Copy the data that follows exactly. Include no pictures.

☆ ☆ ☆ ☆ ☆

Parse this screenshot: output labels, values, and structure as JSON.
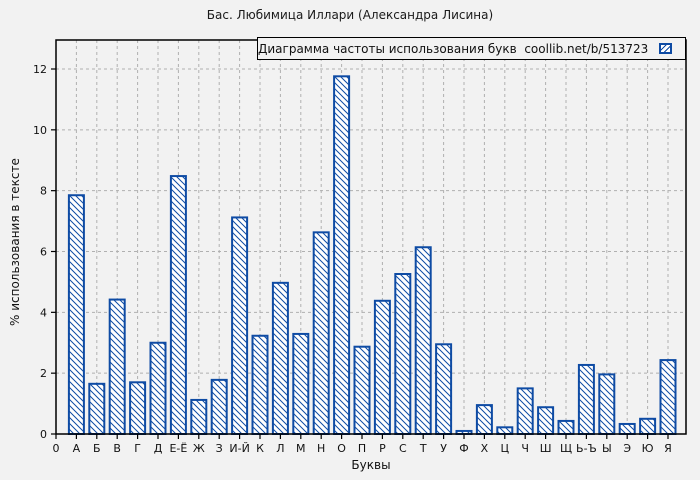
{
  "page_title": "Бас. Любимица Иллари (Александра Лисина)",
  "legend": {
    "label": "Диаграмма частоты использования букв  coollib.net/b/513723",
    "swatch": "blue-hatched-bar-swatch"
  },
  "colors": {
    "bar": "#0e4ba4",
    "grid": "#b0b0b0",
    "frame": "#000000",
    "background": "#f2f2f2"
  },
  "chart_data": {
    "type": "bar",
    "title": "Бас. Любимица Иллари (Александра Лисина)",
    "legend": "Диаграмма частоты использования букв  coollib.net/b/513723",
    "legend_position": "top-right",
    "xlabel": "Буквы",
    "ylabel": "% использования в тексте",
    "x_origin_label": "0",
    "grid": true,
    "ylim": [
      0,
      13
    ],
    "yticks": [
      0,
      2,
      4,
      6,
      8,
      10,
      12
    ],
    "categories": [
      "А",
      "Б",
      "В",
      "Г",
      "Д",
      "Е-Ё",
      "Ж",
      "З",
      "И-Й",
      "К",
      "Л",
      "М",
      "Н",
      "О",
      "П",
      "Р",
      "С",
      "Т",
      "У",
      "Ф",
      "Х",
      "Ц",
      "Ч",
      "Ш",
      "Щ",
      "Ь-Ъ",
      "Ы",
      "Э",
      "Ю",
      "Я"
    ],
    "values": [
      7.85,
      1.65,
      4.42,
      1.7,
      3.0,
      8.48,
      1.12,
      1.78,
      7.12,
      3.23,
      4.97,
      3.29,
      6.63,
      11.76,
      2.87,
      4.38,
      5.26,
      6.14,
      2.95,
      0.1,
      0.95,
      0.22,
      1.5,
      0.88,
      0.43,
      2.27,
      1.96,
      0.33,
      0.5,
      2.43
    ]
  }
}
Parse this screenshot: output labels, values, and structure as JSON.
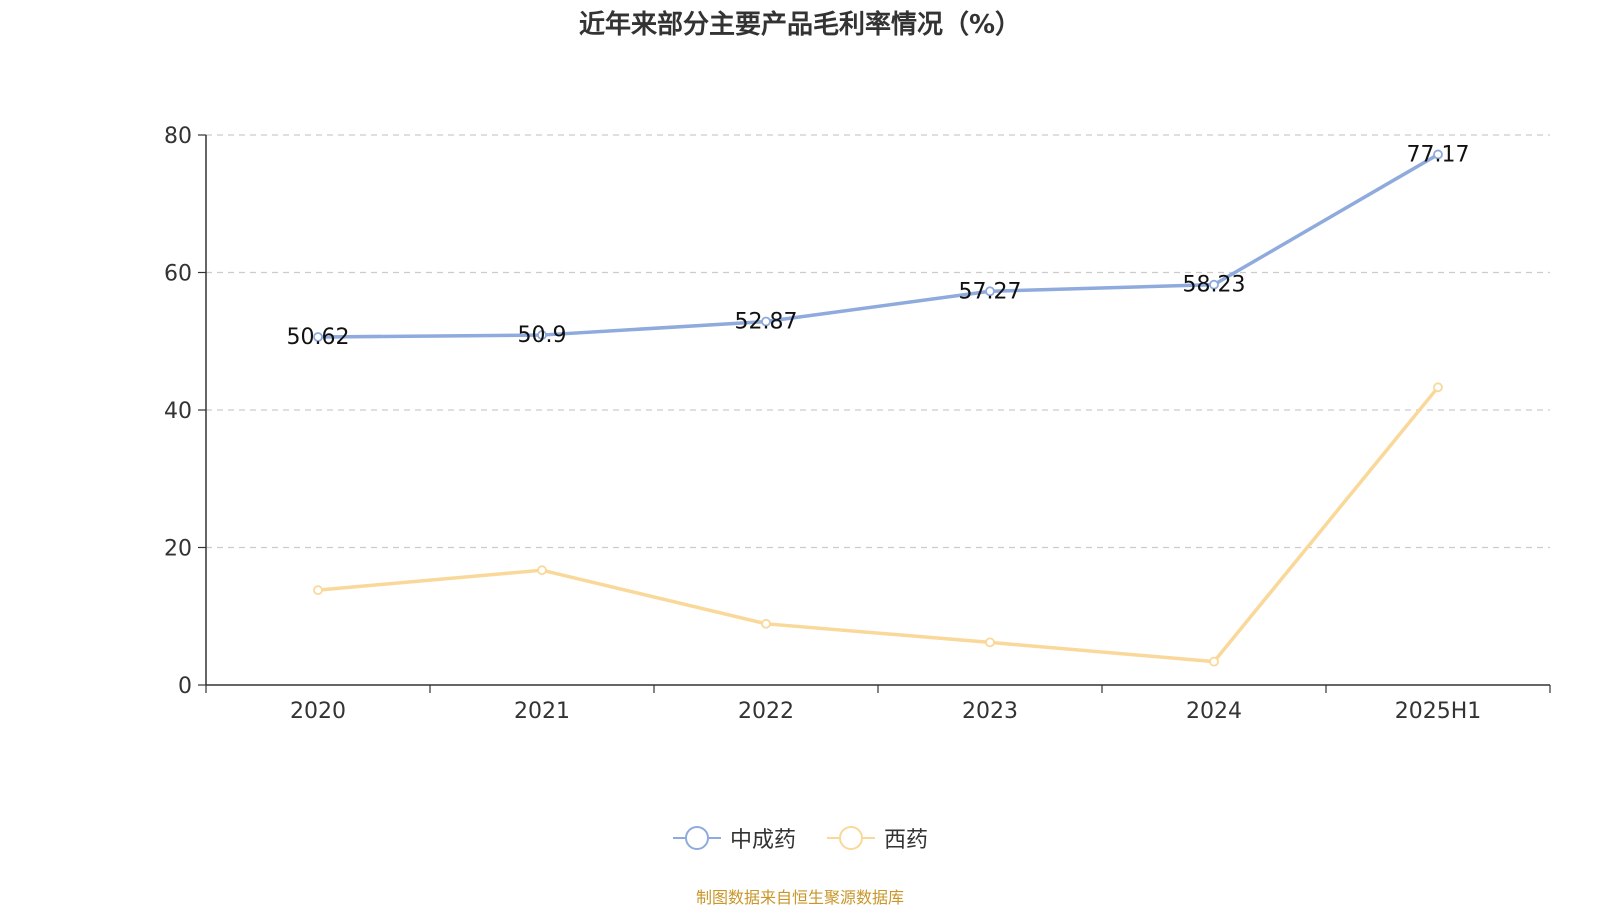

☆ ☆ ☆ ☆ ☆

**RESPONSE**
Parse this screenshot: output labels, values, and structure as JSON.
{
  "page_title": "Бас. Любимица Иллари (Александра Лисина)",
  "legend": {
    "label": "Диаграмма частоты использования букв  coollib.net/b/513723",
    "swatch": "blue-hatched-bar-swatch"
  },
  "colors": {
    "bar": "#0e4ba4",
    "grid": "#b0b0b0",
    "frame": "#000000",
    "background": "#f2f2f2"
  },
  "chart_data": {
    "type": "bar",
    "title": "Бас. Любимица Иллари (Александра Лисина)",
    "legend": "Диаграмма частоты использования букв  coollib.net/b/513723",
    "legend_position": "top-right",
    "xlabel": "Буквы",
    "ylabel": "% использования в тексте",
    "x_origin_label": "0",
    "grid": true,
    "ylim": [
      0,
      13
    ],
    "yticks": [
      0,
      2,
      4,
      6,
      8,
      10,
      12
    ],
    "categories": [
      "А",
      "Б",
      "В",
      "Г",
      "Д",
      "Е-Ё",
      "Ж",
      "З",
      "И-Й",
      "К",
      "Л",
      "М",
      "Н",
      "О",
      "П",
      "Р",
      "С",
      "Т",
      "У",
      "Ф",
      "Х",
      "Ц",
      "Ч",
      "Ш",
      "Щ",
      "Ь-Ъ",
      "Ы",
      "Э",
      "Ю",
      "Я"
    ],
    "values": [
      7.85,
      1.65,
      4.42,
      1.7,
      3.0,
      8.48,
      1.12,
      1.78,
      7.12,
      3.23,
      4.97,
      3.29,
      6.63,
      11.76,
      2.87,
      4.38,
      5.26,
      6.14,
      2.95,
      0.1,
      0.95,
      0.22,
      1.5,
      0.88,
      0.43,
      2.27,
      1.96,
      0.33,
      0.5,
      2.43
    ]
  }
}
Parse this screenshot: output labels, values, and structure as JSON.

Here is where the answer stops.